## WHAT IS BEING ASKED
State how many lines in the records below include the word "Консервы". Give nothing but that number.

[Entries from a page text collection]
+ + +

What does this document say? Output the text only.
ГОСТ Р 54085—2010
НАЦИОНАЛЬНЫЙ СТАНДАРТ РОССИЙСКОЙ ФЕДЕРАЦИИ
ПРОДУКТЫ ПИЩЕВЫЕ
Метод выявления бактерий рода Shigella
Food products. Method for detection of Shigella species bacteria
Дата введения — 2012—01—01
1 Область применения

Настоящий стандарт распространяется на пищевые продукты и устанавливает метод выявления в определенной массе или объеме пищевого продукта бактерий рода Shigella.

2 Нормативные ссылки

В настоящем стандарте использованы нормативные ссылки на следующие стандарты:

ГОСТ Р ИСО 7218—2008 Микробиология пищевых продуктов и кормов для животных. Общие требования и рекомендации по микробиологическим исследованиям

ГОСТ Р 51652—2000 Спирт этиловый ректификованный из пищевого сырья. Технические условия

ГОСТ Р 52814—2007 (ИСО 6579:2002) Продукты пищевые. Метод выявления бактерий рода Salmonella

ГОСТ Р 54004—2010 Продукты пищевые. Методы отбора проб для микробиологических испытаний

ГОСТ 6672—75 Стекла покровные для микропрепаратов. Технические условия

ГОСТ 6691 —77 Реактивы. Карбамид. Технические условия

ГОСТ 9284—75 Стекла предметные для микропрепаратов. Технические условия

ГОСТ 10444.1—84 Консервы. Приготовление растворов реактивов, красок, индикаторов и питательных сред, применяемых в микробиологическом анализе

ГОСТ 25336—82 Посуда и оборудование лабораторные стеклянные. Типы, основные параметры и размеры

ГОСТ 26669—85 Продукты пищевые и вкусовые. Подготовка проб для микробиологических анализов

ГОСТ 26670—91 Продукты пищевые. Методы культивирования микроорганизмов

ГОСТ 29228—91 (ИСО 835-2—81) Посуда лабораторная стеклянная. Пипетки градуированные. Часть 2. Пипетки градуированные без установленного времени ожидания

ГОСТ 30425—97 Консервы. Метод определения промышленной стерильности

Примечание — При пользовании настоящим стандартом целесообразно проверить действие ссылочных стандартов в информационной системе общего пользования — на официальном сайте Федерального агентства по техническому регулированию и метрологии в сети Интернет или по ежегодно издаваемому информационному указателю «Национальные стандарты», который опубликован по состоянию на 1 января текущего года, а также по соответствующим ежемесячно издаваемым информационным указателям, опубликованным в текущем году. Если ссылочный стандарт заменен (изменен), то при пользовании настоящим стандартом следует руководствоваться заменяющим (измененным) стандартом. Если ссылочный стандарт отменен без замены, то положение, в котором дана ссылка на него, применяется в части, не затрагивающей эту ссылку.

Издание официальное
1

+ + +

## SOLUTION TO THE EXERCISE
2